==== MATERIAL SUPPLIED
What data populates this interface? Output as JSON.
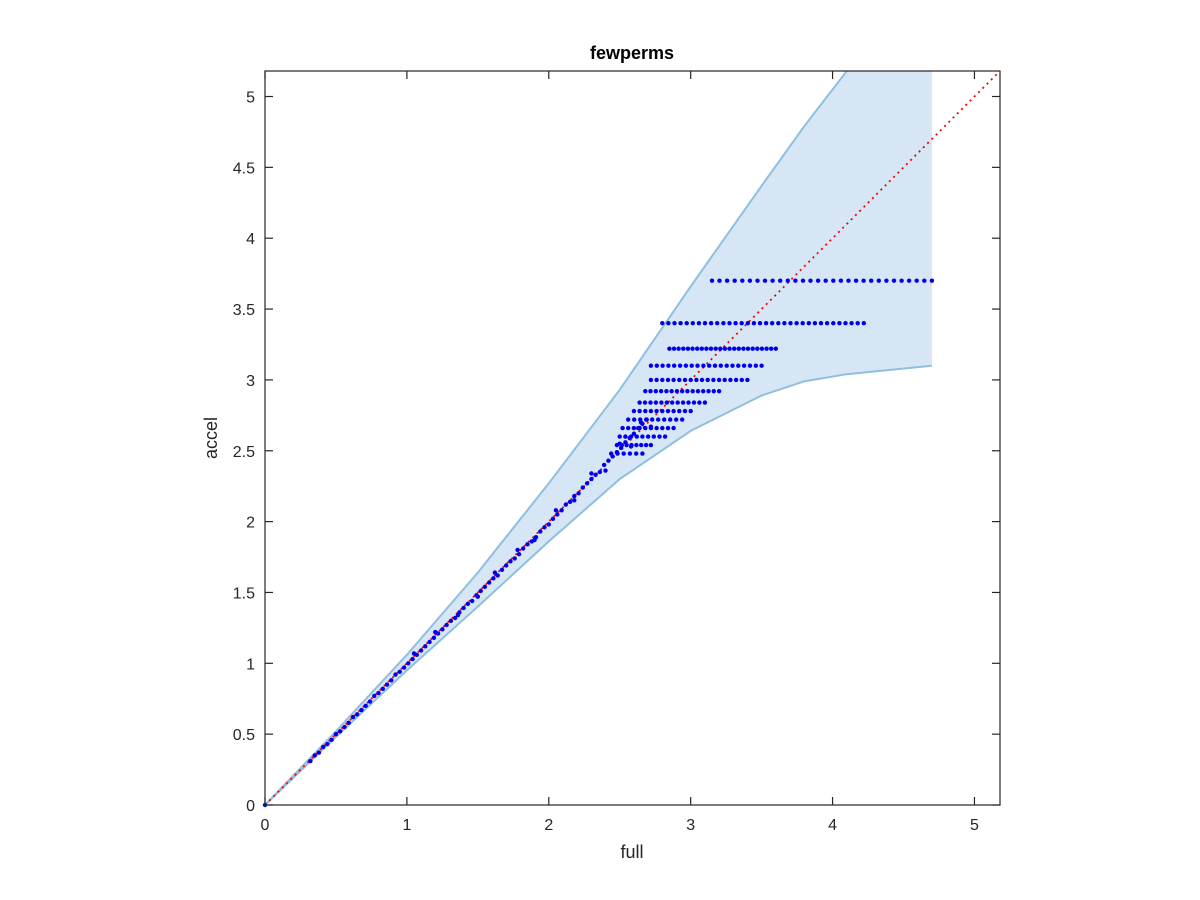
{
  "chart_data": {
    "type": "scatter",
    "title": "fewperms",
    "xlabel": "full",
    "ylabel": "accel",
    "xlim": [
      0,
      5.18
    ],
    "ylim": [
      0,
      5.18
    ],
    "xticks": [
      "0",
      "1",
      "2",
      "3",
      "4",
      "5"
    ],
    "yticks": [
      "0",
      "0.5",
      "1",
      "1.5",
      "2",
      "2.5",
      "3",
      "3.5",
      "4",
      "4.5",
      "5"
    ],
    "grid": false,
    "colors": {
      "points": "#0000ee",
      "band_fill": "#d6e6f4",
      "band_edge": "#8fbfe0",
      "reference_line": "#ff0000",
      "axes": "#262626"
    },
    "band": {
      "description_x": [
        0,
        0.5,
        1.0,
        1.5,
        2.0,
        2.5,
        3.0,
        3.5,
        3.8,
        4.1,
        4.7
      ],
      "upper": [
        0,
        0.52,
        1.06,
        1.64,
        2.27,
        2.93,
        3.66,
        4.37,
        4.79,
        5.18,
        5.18
      ],
      "lower": [
        0,
        0.48,
        0.95,
        1.4,
        1.86,
        2.3,
        2.64,
        2.89,
        2.99,
        3.04,
        3.1
      ]
    },
    "reference_line": {
      "x": [
        0,
        5.18
      ],
      "y": [
        0,
        5.18
      ],
      "style": "dotted"
    },
    "series": [
      {
        "points_diagonal": [
          [
            0,
            0
          ],
          [
            0.32,
            0.31
          ],
          [
            0.35,
            0.35
          ],
          [
            0.38,
            0.37
          ],
          [
            0.41,
            0.41
          ],
          [
            0.44,
            0.43
          ],
          [
            0.47,
            0.46
          ],
          [
            0.5,
            0.5
          ],
          [
            0.53,
            0.52
          ],
          [
            0.56,
            0.55
          ],
          [
            0.59,
            0.58
          ],
          [
            0.62,
            0.62
          ],
          [
            0.65,
            0.64
          ],
          [
            0.68,
            0.67
          ],
          [
            0.71,
            0.7
          ],
          [
            0.74,
            0.73
          ],
          [
            0.77,
            0.77
          ],
          [
            0.8,
            0.79
          ],
          [
            0.83,
            0.82
          ],
          [
            0.86,
            0.85
          ],
          [
            0.89,
            0.88
          ],
          [
            0.92,
            0.92
          ],
          [
            0.95,
            0.94
          ],
          [
            0.98,
            0.97
          ],
          [
            1.01,
            1.0
          ],
          [
            1.04,
            1.03
          ],
          [
            1.07,
            1.06
          ],
          [
            1.1,
            1.09
          ],
          [
            1.13,
            1.12
          ],
          [
            1.16,
            1.15
          ],
          [
            1.19,
            1.18
          ],
          [
            1.22,
            1.21
          ],
          [
            1.25,
            1.24
          ],
          [
            1.28,
            1.27
          ],
          [
            1.31,
            1.3
          ],
          [
            1.34,
            1.32
          ],
          [
            1.37,
            1.36
          ],
          [
            1.4,
            1.39
          ],
          [
            1.43,
            1.42
          ],
          [
            1.46,
            1.44
          ],
          [
            1.49,
            1.48
          ],
          [
            1.52,
            1.51
          ],
          [
            1.55,
            1.54
          ],
          [
            1.58,
            1.57
          ],
          [
            1.61,
            1.6
          ],
          [
            1.64,
            1.62
          ],
          [
            1.67,
            1.66
          ],
          [
            1.7,
            1.69
          ],
          [
            1.73,
            1.72
          ],
          [
            1.76,
            1.74
          ],
          [
            1.79,
            1.77
          ],
          [
            1.82,
            1.81
          ],
          [
            1.85,
            1.84
          ],
          [
            1.88,
            1.86
          ],
          [
            1.91,
            1.89
          ],
          [
            1.94,
            1.93
          ],
          [
            1.97,
            1.96
          ],
          [
            2.0,
            1.98
          ],
          [
            2.03,
            2.02
          ],
          [
            2.06,
            2.05
          ],
          [
            2.09,
            2.08
          ],
          [
            2.12,
            2.12
          ],
          [
            2.15,
            2.14
          ],
          [
            2.18,
            2.18
          ],
          [
            2.21,
            2.2
          ],
          [
            2.24,
            2.24
          ],
          [
            2.27,
            2.27
          ],
          [
            2.3,
            2.3
          ],
          [
            2.33,
            2.33
          ],
          [
            2.36,
            2.35
          ],
          [
            2.39,
            2.4
          ],
          [
            2.42,
            2.43
          ],
          [
            2.45,
            2.46
          ],
          [
            2.48,
            2.49
          ],
          [
            2.51,
            2.52
          ],
          [
            2.54,
            2.56
          ],
          [
            2.57,
            2.59
          ],
          [
            2.6,
            2.62
          ],
          [
            2.63,
            2.66
          ],
          [
            2.66,
            2.69
          ],
          [
            2.69,
            2.72
          ],
          [
            1.05,
            1.07
          ],
          [
            1.2,
            1.22
          ],
          [
            1.36,
            1.34
          ],
          [
            1.5,
            1.47
          ],
          [
            1.62,
            1.64
          ],
          [
            1.78,
            1.8
          ],
          [
            1.9,
            1.87
          ],
          [
            2.05,
            2.08
          ],
          [
            2.18,
            2.15
          ],
          [
            2.3,
            2.34
          ],
          [
            2.4,
            2.36
          ],
          [
            2.5,
            2.55
          ],
          [
            2.58,
            2.53
          ],
          [
            2.65,
            2.7
          ],
          [
            2.72,
            2.67
          ]
        ],
        "points_rows": [
          {
            "y": 3.7,
            "x_from": 3.15,
            "x_to": 4.7,
            "count": 30
          },
          {
            "y": 3.4,
            "x_from": 2.8,
            "x_to": 4.22,
            "count": 34
          },
          {
            "y": 3.22,
            "x_from": 2.85,
            "x_to": 3.6,
            "count": 24
          },
          {
            "y": 3.1,
            "x_from": 2.72,
            "x_to": 3.5,
            "count": 20
          },
          {
            "y": 3.0,
            "x_from": 2.72,
            "x_to": 3.4,
            "count": 18
          },
          {
            "y": 2.92,
            "x_from": 2.68,
            "x_to": 3.2,
            "count": 15
          },
          {
            "y": 2.84,
            "x_from": 2.64,
            "x_to": 3.1,
            "count": 13
          },
          {
            "y": 2.78,
            "x_from": 2.6,
            "x_to": 3.0,
            "count": 11
          },
          {
            "y": 2.72,
            "x_from": 2.56,
            "x_to": 2.94,
            "count": 10
          },
          {
            "y": 2.66,
            "x_from": 2.52,
            "x_to": 2.88,
            "count": 10
          },
          {
            "y": 2.6,
            "x_from": 2.5,
            "x_to": 2.82,
            "count": 9
          },
          {
            "y": 2.54,
            "x_from": 2.48,
            "x_to": 2.72,
            "count": 8
          },
          {
            "y": 2.48,
            "x_from": 2.44,
            "x_to": 2.66,
            "count": 6
          }
        ]
      }
    ]
  }
}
========
— OBJECTIVE —
Pictures appear in the records above. Output everything except them, exactly.

— CORRECT ANSWER —
What data populates this interface? Output as JSON.
{
  "chart_data": {
    "type": "scatter",
    "title": "fewperms",
    "xlabel": "full",
    "ylabel": "accel",
    "xlim": [
      0,
      5.18
    ],
    "ylim": [
      0,
      5.18
    ],
    "xticks": [
      "0",
      "1",
      "2",
      "3",
      "4",
      "5"
    ],
    "yticks": [
      "0",
      "0.5",
      "1",
      "1.5",
      "2",
      "2.5",
      "3",
      "3.5",
      "4",
      "4.5",
      "5"
    ],
    "grid": false,
    "colors": {
      "points": "#0000ee",
      "band_fill": "#d6e6f4",
      "band_edge": "#8fbfe0",
      "reference_line": "#ff0000",
      "axes": "#262626"
    },
    "band": {
      "description_x": [
        0,
        0.5,
        1.0,
        1.5,
        2.0,
        2.5,
        3.0,
        3.5,
        3.8,
        4.1,
        4.7
      ],
      "upper": [
        0,
        0.52,
        1.06,
        1.64,
        2.27,
        2.93,
        3.66,
        4.37,
        4.79,
        5.18,
        5.18
      ],
      "lower": [
        0,
        0.48,
        0.95,
        1.4,
        1.86,
        2.3,
        2.64,
        2.89,
        2.99,
        3.04,
        3.1
      ]
    },
    "reference_line": {
      "x": [
        0,
        5.18
      ],
      "y": [
        0,
        5.18
      ],
      "style": "dotted"
    },
    "series": [
      {
        "points_diagonal": [
          [
            0,
            0
          ],
          [
            0.32,
            0.31
          ],
          [
            0.35,
            0.35
          ],
          [
            0.38,
            0.37
          ],
          [
            0.41,
            0.41
          ],
          [
            0.44,
            0.43
          ],
          [
            0.47,
            0.46
          ],
          [
            0.5,
            0.5
          ],
          [
            0.53,
            0.52
          ],
          [
            0.56,
            0.55
          ],
          [
            0.59,
            0.58
          ],
          [
            0.62,
            0.62
          ],
          [
            0.65,
            0.64
          ],
          [
            0.68,
            0.67
          ],
          [
            0.71,
            0.7
          ],
          [
            0.74,
            0.73
          ],
          [
            0.77,
            0.77
          ],
          [
            0.8,
            0.79
          ],
          [
            0.83,
            0.82
          ],
          [
            0.86,
            0.85
          ],
          [
            0.89,
            0.88
          ],
          [
            0.92,
            0.92
          ],
          [
            0.95,
            0.94
          ],
          [
            0.98,
            0.97
          ],
          [
            1.01,
            1.0
          ],
          [
            1.04,
            1.03
          ],
          [
            1.07,
            1.06
          ],
          [
            1.1,
            1.09
          ],
          [
            1.13,
            1.12
          ],
          [
            1.16,
            1.15
          ],
          [
            1.19,
            1.18
          ],
          [
            1.22,
            1.21
          ],
          [
            1.25,
            1.24
          ],
          [
            1.28,
            1.27
          ],
          [
            1.31,
            1.3
          ],
          [
            1.34,
            1.32
          ],
          [
            1.37,
            1.36
          ],
          [
            1.4,
            1.39
          ],
          [
            1.43,
            1.42
          ],
          [
            1.46,
            1.44
          ],
          [
            1.49,
            1.48
          ],
          [
            1.52,
            1.51
          ],
          [
            1.55,
            1.54
          ],
          [
            1.58,
            1.57
          ],
          [
            1.61,
            1.6
          ],
          [
            1.64,
            1.62
          ],
          [
            1.67,
            1.66
          ],
          [
            1.7,
            1.69
          ],
          [
            1.73,
            1.72
          ],
          [
            1.76,
            1.74
          ],
          [
            1.79,
            1.77
          ],
          [
            1.82,
            1.81
          ],
          [
            1.85,
            1.84
          ],
          [
            1.88,
            1.86
          ],
          [
            1.91,
            1.89
          ],
          [
            1.94,
            1.93
          ],
          [
            1.97,
            1.96
          ],
          [
            2.0,
            1.98
          ],
          [
            2.03,
            2.02
          ],
          [
            2.06,
            2.05
          ],
          [
            2.09,
            2.08
          ],
          [
            2.12,
            2.12
          ],
          [
            2.15,
            2.14
          ],
          [
            2.18,
            2.18
          ],
          [
            2.21,
            2.2
          ],
          [
            2.24,
            2.24
          ],
          [
            2.27,
            2.27
          ],
          [
            2.3,
            2.3
          ],
          [
            2.33,
            2.33
          ],
          [
            2.36,
            2.35
          ],
          [
            2.39,
            2.4
          ],
          [
            2.42,
            2.43
          ],
          [
            2.45,
            2.46
          ],
          [
            2.48,
            2.49
          ],
          [
            2.51,
            2.52
          ],
          [
            2.54,
            2.56
          ],
          [
            2.57,
            2.59
          ],
          [
            2.6,
            2.62
          ],
          [
            2.63,
            2.66
          ],
          [
            2.66,
            2.69
          ],
          [
            2.69,
            2.72
          ],
          [
            1.05,
            1.07
          ],
          [
            1.2,
            1.22
          ],
          [
            1.36,
            1.34
          ],
          [
            1.5,
            1.47
          ],
          [
            1.62,
            1.64
          ],
          [
            1.78,
            1.8
          ],
          [
            1.9,
            1.87
          ],
          [
            2.05,
            2.08
          ],
          [
            2.18,
            2.15
          ],
          [
            2.3,
            2.34
          ],
          [
            2.4,
            2.36
          ],
          [
            2.5,
            2.55
          ],
          [
            2.58,
            2.53
          ],
          [
            2.65,
            2.7
          ],
          [
            2.72,
            2.67
          ]
        ],
        "points_rows": [
          {
            "y": 3.7,
            "x_from": 3.15,
            "x_to": 4.7,
            "count": 30
          },
          {
            "y": 3.4,
            "x_from": 2.8,
            "x_to": 4.22,
            "count": 34
          },
          {
            "y": 3.22,
            "x_from": 2.85,
            "x_to": 3.6,
            "count": 24
          },
          {
            "y": 3.1,
            "x_from": 2.72,
            "x_to": 3.5,
            "count": 20
          },
          {
            "y": 3.0,
            "x_from": 2.72,
            "x_to": 3.4,
            "count": 18
          },
          {
            "y": 2.92,
            "x_from": 2.68,
            "x_to": 3.2,
            "count": 15
          },
          {
            "y": 2.84,
            "x_from": 2.64,
            "x_to": 3.1,
            "count": 13
          },
          {
            "y": 2.78,
            "x_from": 2.6,
            "x_to": 3.0,
            "count": 11
          },
          {
            "y": 2.72,
            "x_from": 2.56,
            "x_to": 2.94,
            "count": 10
          },
          {
            "y": 2.66,
            "x_from": 2.52,
            "x_to": 2.88,
            "count": 10
          },
          {
            "y": 2.6,
            "x_from": 2.5,
            "x_to": 2.82,
            "count": 9
          },
          {
            "y": 2.54,
            "x_from": 2.48,
            "x_to": 2.72,
            "count": 8
          },
          {
            "y": 2.48,
            "x_from": 2.44,
            "x_to": 2.66,
            "count": 6
          }
        ]
      }
    ]
  }
}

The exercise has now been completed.